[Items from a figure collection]
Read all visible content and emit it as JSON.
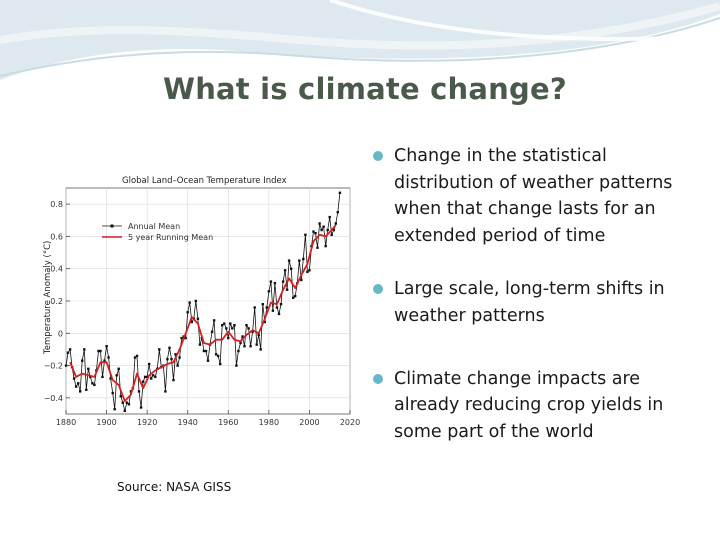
{
  "slide": {
    "title": "What is climate change?",
    "bullets": [
      "Change in the statistical distribution of weather patterns when that change lasts for an extended period of time",
      "Large scale, long-term shifts in weather patterns",
      "Climate change impacts are already reducing crop yields in some part of the world"
    ],
    "source": "Source: NASA GISS"
  },
  "colors": {
    "title": "#4a5a4a",
    "bullet": "#68b8c8",
    "annual": "#111111",
    "running": "#d42020"
  },
  "chart_data": {
    "type": "line",
    "title": "Global Land–Ocean Temperature Index",
    "xlabel": "",
    "ylabel": "Temperature Anomaly (°C)",
    "xlim": [
      1880,
      2020
    ],
    "ylim": [
      -0.5,
      0.9
    ],
    "x_ticks": [
      "1880",
      "1900",
      "1920",
      "1940",
      "1960",
      "1980",
      "2000",
      "2020"
    ],
    "y_ticks": [
      "−0.4",
      "−0.2",
      "0",
      "0.2",
      "0.4",
      "0.6",
      "0.8"
    ],
    "legend_position": "top-left",
    "grid": true,
    "series": [
      {
        "name": "Annual Mean",
        "x": [
          1880,
          1881,
          1882,
          1883,
          1884,
          1885,
          1886,
          1887,
          1888,
          1889,
          1890,
          1891,
          1892,
          1893,
          1894,
          1895,
          1896,
          1897,
          1898,
          1899,
          1900,
          1901,
          1902,
          1903,
          1904,
          1905,
          1906,
          1907,
          1908,
          1909,
          1910,
          1911,
          1912,
          1913,
          1914,
          1915,
          1916,
          1917,
          1918,
          1919,
          1920,
          1921,
          1922,
          1923,
          1924,
          1925,
          1926,
          1927,
          1928,
          1929,
          1930,
          1931,
          1932,
          1933,
          1934,
          1935,
          1936,
          1937,
          1938,
          1939,
          1940,
          1941,
          1942,
          1943,
          1944,
          1945,
          1946,
          1947,
          1948,
          1949,
          1950,
          1951,
          1952,
          1953,
          1954,
          1955,
          1956,
          1957,
          1958,
          1959,
          1960,
          1961,
          1962,
          1963,
          1964,
          1965,
          1966,
          1967,
          1968,
          1969,
          1970,
          1971,
          1972,
          1973,
          1974,
          1975,
          1976,
          1977,
          1978,
          1979,
          1980,
          1981,
          1982,
          1983,
          1984,
          1985,
          1986,
          1987,
          1988,
          1989,
          1990,
          1991,
          1992,
          1993,
          1994,
          1995,
          1996,
          1997,
          1998,
          1999,
          2000,
          2001,
          2002,
          2003,
          2004,
          2005,
          2006,
          2007,
          2008,
          2009,
          2010,
          2011,
          2012,
          2013,
          2014,
          2015
        ],
        "values": [
          -0.2,
          -0.12,
          -0.1,
          -0.21,
          -0.28,
          -0.33,
          -0.31,
          -0.36,
          -0.17,
          -0.1,
          -0.35,
          -0.22,
          -0.27,
          -0.31,
          -0.32,
          -0.23,
          -0.11,
          -0.11,
          -0.27,
          -0.17,
          -0.08,
          -0.15,
          -0.28,
          -0.37,
          -0.47,
          -0.26,
          -0.22,
          -0.39,
          -0.43,
          -0.48,
          -0.43,
          -0.44,
          -0.36,
          -0.34,
          -0.15,
          -0.14,
          -0.36,
          -0.46,
          -0.3,
          -0.27,
          -0.27,
          -0.19,
          -0.28,
          -0.26,
          -0.27,
          -0.22,
          -0.1,
          -0.21,
          -0.2,
          -0.36,
          -0.16,
          -0.09,
          -0.16,
          -0.29,
          -0.13,
          -0.2,
          -0.15,
          -0.03,
          -0.02,
          -0.03,
          0.13,
          0.19,
          0.07,
          0.09,
          0.2,
          0.09,
          -0.07,
          -0.03,
          -0.11,
          -0.11,
          -0.17,
          -0.07,
          0.01,
          0.08,
          -0.13,
          -0.14,
          -0.19,
          0.05,
          0.06,
          0.03,
          -0.03,
          0.06,
          0.03,
          0.05,
          -0.2,
          -0.11,
          -0.06,
          -0.02,
          -0.08,
          0.05,
          0.03,
          -0.08,
          0.01,
          0.16,
          -0.07,
          -0.01,
          -0.1,
          0.18,
          0.07,
          0.16,
          0.26,
          0.32,
          0.14,
          0.31,
          0.16,
          0.12,
          0.18,
          0.32,
          0.39,
          0.27,
          0.45,
          0.4,
          0.22,
          0.23,
          0.31,
          0.45,
          0.33,
          0.46,
          0.61,
          0.38,
          0.39,
          0.54,
          0.63,
          0.62,
          0.53,
          0.68,
          0.64,
          0.66,
          0.54,
          0.64,
          0.72,
          0.61,
          0.64,
          0.68,
          0.75,
          0.87
        ]
      },
      {
        "name": "5 year Running Mean",
        "x": [
          1882,
          1885,
          1888,
          1891,
          1894,
          1897,
          1900,
          1903,
          1906,
          1909,
          1912,
          1915,
          1918,
          1921,
          1924,
          1927,
          1930,
          1933,
          1936,
          1939,
          1942,
          1945,
          1948,
          1951,
          1954,
          1957,
          1960,
          1963,
          1966,
          1969,
          1972,
          1975,
          1978,
          1981,
          1984,
          1987,
          1990,
          1993,
          1996,
          1999,
          2002,
          2005,
          2008,
          2011,
          2013
        ],
        "values": [
          -0.18,
          -0.27,
          -0.25,
          -0.26,
          -0.27,
          -0.18,
          -0.18,
          -0.29,
          -0.32,
          -0.42,
          -0.38,
          -0.25,
          -0.34,
          -0.26,
          -0.23,
          -0.21,
          -0.19,
          -0.18,
          -0.1,
          0.0,
          0.1,
          0.06,
          -0.06,
          -0.07,
          -0.04,
          -0.04,
          0.01,
          -0.04,
          -0.05,
          -0.01,
          0.02,
          0.0,
          0.09,
          0.19,
          0.18,
          0.27,
          0.34,
          0.28,
          0.36,
          0.43,
          0.57,
          0.61,
          0.6,
          0.64,
          0.67
        ]
      }
    ]
  }
}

AIM OF THE EXERCISE: Gather each line from the entries above that includes the word "Temperature".

FINAL RESULT:
    "title": "Global Land–Ocean Temperature Index",
    "ylabel": "Temperature Anomaly (°C)",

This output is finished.